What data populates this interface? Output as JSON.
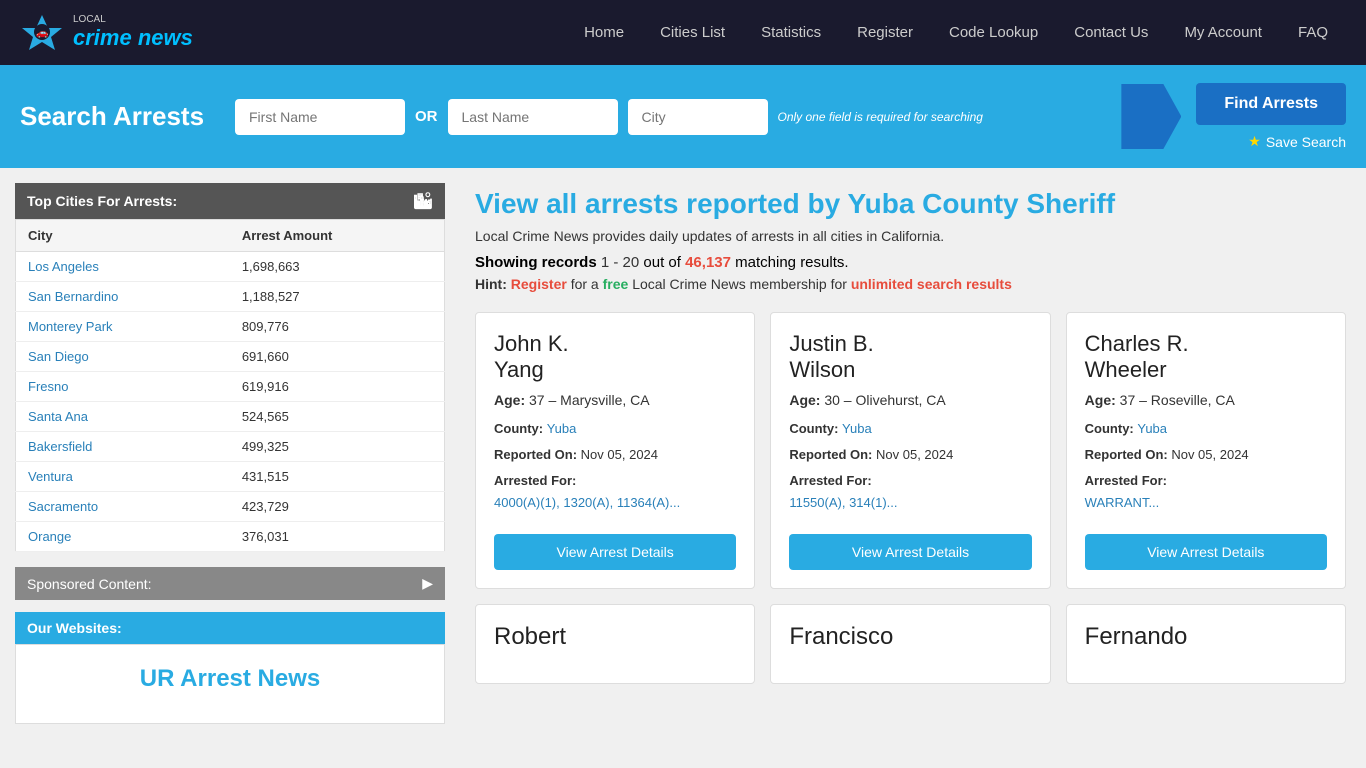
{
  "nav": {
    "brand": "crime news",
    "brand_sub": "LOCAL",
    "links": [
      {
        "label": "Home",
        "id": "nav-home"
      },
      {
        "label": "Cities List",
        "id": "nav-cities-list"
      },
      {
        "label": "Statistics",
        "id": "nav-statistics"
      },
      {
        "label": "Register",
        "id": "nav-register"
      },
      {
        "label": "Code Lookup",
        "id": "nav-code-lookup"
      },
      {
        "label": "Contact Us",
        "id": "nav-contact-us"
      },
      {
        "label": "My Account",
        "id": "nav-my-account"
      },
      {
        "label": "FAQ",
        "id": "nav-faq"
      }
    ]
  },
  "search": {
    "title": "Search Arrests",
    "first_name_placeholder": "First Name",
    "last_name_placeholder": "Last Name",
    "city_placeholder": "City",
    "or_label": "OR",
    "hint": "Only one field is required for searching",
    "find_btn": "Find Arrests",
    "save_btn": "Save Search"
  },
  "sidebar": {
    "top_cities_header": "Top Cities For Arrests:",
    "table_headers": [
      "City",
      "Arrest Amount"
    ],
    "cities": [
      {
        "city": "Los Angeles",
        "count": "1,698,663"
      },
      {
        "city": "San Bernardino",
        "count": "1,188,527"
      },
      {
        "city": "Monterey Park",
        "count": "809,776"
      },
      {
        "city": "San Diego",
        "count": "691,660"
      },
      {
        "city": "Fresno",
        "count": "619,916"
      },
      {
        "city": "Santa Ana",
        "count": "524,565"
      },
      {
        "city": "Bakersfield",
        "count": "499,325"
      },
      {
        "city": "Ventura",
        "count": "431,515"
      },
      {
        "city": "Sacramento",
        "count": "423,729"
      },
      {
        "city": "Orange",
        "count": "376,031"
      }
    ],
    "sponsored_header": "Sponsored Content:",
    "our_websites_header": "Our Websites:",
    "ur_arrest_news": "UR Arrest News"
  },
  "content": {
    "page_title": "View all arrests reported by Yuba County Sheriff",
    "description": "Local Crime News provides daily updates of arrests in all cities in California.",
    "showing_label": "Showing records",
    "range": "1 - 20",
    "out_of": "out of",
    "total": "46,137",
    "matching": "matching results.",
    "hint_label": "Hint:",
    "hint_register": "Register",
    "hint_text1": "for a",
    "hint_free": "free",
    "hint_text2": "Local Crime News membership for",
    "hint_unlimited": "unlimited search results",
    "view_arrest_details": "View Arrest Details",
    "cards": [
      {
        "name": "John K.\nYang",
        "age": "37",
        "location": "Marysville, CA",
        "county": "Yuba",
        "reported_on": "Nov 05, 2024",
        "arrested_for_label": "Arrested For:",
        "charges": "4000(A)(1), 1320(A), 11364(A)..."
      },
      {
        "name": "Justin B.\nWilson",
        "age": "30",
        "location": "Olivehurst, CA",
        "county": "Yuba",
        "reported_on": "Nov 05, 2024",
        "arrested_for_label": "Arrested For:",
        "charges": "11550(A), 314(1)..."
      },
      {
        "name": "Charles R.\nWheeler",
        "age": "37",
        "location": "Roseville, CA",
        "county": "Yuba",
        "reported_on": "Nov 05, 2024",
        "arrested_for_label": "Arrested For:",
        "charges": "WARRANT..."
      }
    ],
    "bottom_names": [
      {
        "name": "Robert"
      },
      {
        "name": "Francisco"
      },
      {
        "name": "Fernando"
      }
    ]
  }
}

---+---

> **PROBLEM DESCRIPTION**
Transcribe every record above exactly, leaving out the pictures.

> **TASK RESPONSE**
What data populates this interface? Output as JSON.
{
  "nav": {
    "brand": "crime news",
    "brand_sub": "LOCAL",
    "links": [
      {
        "label": "Home",
        "id": "nav-home"
      },
      {
        "label": "Cities List",
        "id": "nav-cities-list"
      },
      {
        "label": "Statistics",
        "id": "nav-statistics"
      },
      {
        "label": "Register",
        "id": "nav-register"
      },
      {
        "label": "Code Lookup",
        "id": "nav-code-lookup"
      },
      {
        "label": "Contact Us",
        "id": "nav-contact-us"
      },
      {
        "label": "My Account",
        "id": "nav-my-account"
      },
      {
        "label": "FAQ",
        "id": "nav-faq"
      }
    ]
  },
  "search": {
    "title": "Search Arrests",
    "first_name_placeholder": "First Name",
    "last_name_placeholder": "Last Name",
    "city_placeholder": "City",
    "or_label": "OR",
    "hint": "Only one field is required for searching",
    "find_btn": "Find Arrests",
    "save_btn": "Save Search"
  },
  "sidebar": {
    "top_cities_header": "Top Cities For Arrests:",
    "table_headers": [
      "City",
      "Arrest Amount"
    ],
    "cities": [
      {
        "city": "Los Angeles",
        "count": "1,698,663"
      },
      {
        "city": "San Bernardino",
        "count": "1,188,527"
      },
      {
        "city": "Monterey Park",
        "count": "809,776"
      },
      {
        "city": "San Diego",
        "count": "691,660"
      },
      {
        "city": "Fresno",
        "count": "619,916"
      },
      {
        "city": "Santa Ana",
        "count": "524,565"
      },
      {
        "city": "Bakersfield",
        "count": "499,325"
      },
      {
        "city": "Ventura",
        "count": "431,515"
      },
      {
        "city": "Sacramento",
        "count": "423,729"
      },
      {
        "city": "Orange",
        "count": "376,031"
      }
    ],
    "sponsored_header": "Sponsored Content:",
    "our_websites_header": "Our Websites:",
    "ur_arrest_news": "UR Arrest News"
  },
  "content": {
    "page_title": "View all arrests reported by Yuba County Sheriff",
    "description": "Local Crime News provides daily updates of arrests in all cities in California.",
    "showing_label": "Showing records",
    "range": "1 - 20",
    "out_of": "out of",
    "total": "46,137",
    "matching": "matching results.",
    "hint_label": "Hint:",
    "hint_register": "Register",
    "hint_text1": "for a",
    "hint_free": "free",
    "hint_text2": "Local Crime News membership for",
    "hint_unlimited": "unlimited search results",
    "view_arrest_details": "View Arrest Details",
    "cards": [
      {
        "name": "John K.\nYang",
        "age": "37",
        "location": "Marysville, CA",
        "county": "Yuba",
        "reported_on": "Nov 05, 2024",
        "arrested_for_label": "Arrested For:",
        "charges": "4000(A)(1), 1320(A), 11364(A)..."
      },
      {
        "name": "Justin B.\nWilson",
        "age": "30",
        "location": "Olivehurst, CA",
        "county": "Yuba",
        "reported_on": "Nov 05, 2024",
        "arrested_for_label": "Arrested For:",
        "charges": "11550(A), 314(1)..."
      },
      {
        "name": "Charles R.\nWheeler",
        "age": "37",
        "location": "Roseville, CA",
        "county": "Yuba",
        "reported_on": "Nov 05, 2024",
        "arrested_for_label": "Arrested For:",
        "charges": "WARRANT..."
      }
    ],
    "bottom_names": [
      {
        "name": "Robert"
      },
      {
        "name": "Francisco"
      },
      {
        "name": "Fernando"
      }
    ]
  }
}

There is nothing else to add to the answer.